Problem statement :: Please list all lines of the material below in which the string "document" occurs.

Supplied data start

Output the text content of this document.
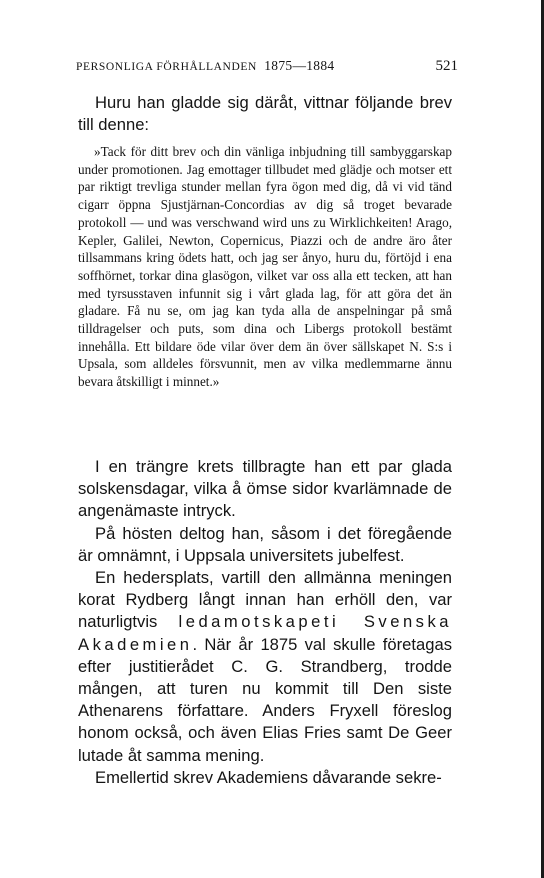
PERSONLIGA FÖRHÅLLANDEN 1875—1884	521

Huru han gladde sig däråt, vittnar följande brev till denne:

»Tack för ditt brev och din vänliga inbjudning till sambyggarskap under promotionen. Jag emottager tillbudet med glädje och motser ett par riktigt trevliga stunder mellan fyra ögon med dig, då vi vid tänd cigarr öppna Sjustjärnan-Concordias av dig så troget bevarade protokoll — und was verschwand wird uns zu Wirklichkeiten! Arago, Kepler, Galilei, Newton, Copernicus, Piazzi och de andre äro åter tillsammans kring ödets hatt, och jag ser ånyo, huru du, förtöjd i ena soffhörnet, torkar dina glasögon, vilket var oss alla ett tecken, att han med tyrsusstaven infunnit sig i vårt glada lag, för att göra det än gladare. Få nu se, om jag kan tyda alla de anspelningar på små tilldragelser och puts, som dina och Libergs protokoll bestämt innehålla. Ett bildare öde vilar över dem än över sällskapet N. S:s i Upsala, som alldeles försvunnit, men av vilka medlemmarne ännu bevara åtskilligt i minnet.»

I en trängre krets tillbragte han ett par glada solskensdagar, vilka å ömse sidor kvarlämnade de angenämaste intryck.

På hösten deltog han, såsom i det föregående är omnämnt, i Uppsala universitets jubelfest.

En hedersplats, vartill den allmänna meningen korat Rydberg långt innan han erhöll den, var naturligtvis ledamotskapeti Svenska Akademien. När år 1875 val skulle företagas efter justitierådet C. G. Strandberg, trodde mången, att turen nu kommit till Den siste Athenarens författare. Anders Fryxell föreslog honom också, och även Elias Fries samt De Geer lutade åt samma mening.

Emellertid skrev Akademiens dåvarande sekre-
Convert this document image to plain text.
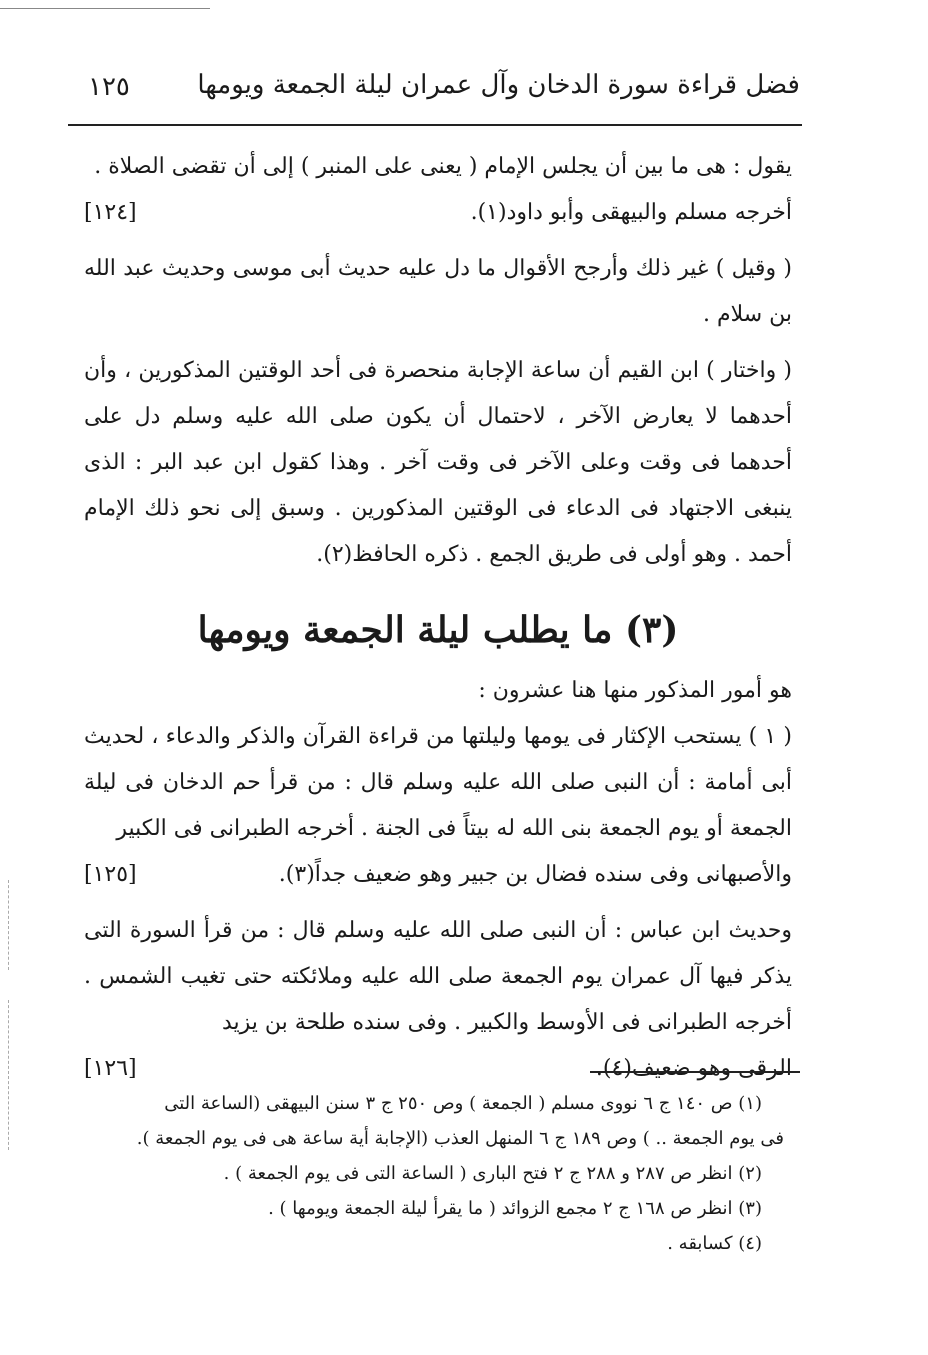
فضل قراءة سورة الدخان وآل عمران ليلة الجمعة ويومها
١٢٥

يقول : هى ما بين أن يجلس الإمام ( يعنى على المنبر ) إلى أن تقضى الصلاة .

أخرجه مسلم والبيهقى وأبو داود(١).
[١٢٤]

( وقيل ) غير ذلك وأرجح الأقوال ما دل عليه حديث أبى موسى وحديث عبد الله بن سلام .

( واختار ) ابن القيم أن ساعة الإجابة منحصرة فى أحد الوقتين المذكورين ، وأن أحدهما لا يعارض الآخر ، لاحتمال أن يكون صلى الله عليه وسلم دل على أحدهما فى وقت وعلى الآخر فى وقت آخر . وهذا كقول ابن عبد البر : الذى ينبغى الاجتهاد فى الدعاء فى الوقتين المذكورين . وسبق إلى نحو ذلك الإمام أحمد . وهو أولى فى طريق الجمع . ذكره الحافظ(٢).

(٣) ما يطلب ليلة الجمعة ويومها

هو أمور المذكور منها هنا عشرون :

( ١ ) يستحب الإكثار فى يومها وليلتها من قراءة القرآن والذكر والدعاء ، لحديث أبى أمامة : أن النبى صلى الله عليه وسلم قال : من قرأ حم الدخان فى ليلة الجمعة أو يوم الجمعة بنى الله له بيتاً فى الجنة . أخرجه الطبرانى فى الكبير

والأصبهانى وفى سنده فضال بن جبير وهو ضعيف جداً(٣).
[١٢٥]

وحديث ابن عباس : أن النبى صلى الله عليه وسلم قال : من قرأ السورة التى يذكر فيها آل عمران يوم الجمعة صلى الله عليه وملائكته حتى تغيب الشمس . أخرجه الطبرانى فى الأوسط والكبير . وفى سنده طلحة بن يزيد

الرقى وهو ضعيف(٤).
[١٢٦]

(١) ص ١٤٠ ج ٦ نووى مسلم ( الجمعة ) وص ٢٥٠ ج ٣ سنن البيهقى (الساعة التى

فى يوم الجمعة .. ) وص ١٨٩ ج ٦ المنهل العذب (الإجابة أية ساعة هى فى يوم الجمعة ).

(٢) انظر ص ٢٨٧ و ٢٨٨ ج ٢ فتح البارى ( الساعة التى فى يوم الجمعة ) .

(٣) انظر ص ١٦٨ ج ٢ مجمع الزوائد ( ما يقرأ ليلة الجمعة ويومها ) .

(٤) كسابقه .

Supplied data end
Supplied data start

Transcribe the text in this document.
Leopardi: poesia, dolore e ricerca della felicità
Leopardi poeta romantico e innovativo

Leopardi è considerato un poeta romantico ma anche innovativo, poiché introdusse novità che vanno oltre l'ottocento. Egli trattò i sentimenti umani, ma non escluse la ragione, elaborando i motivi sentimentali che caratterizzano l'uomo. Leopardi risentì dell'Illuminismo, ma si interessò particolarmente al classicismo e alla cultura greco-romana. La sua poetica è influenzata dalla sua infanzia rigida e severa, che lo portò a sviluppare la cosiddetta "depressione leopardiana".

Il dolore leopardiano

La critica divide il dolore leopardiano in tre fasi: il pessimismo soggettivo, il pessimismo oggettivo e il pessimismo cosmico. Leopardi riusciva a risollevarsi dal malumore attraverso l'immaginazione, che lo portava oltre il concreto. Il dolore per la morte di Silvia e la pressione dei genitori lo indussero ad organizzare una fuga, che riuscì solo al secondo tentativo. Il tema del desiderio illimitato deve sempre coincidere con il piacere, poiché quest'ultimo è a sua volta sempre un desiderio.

Supplied data end

Solution for this problem ::
Output the text content of this document.
Convert this document image to plain text.
Transcribe the text in this document.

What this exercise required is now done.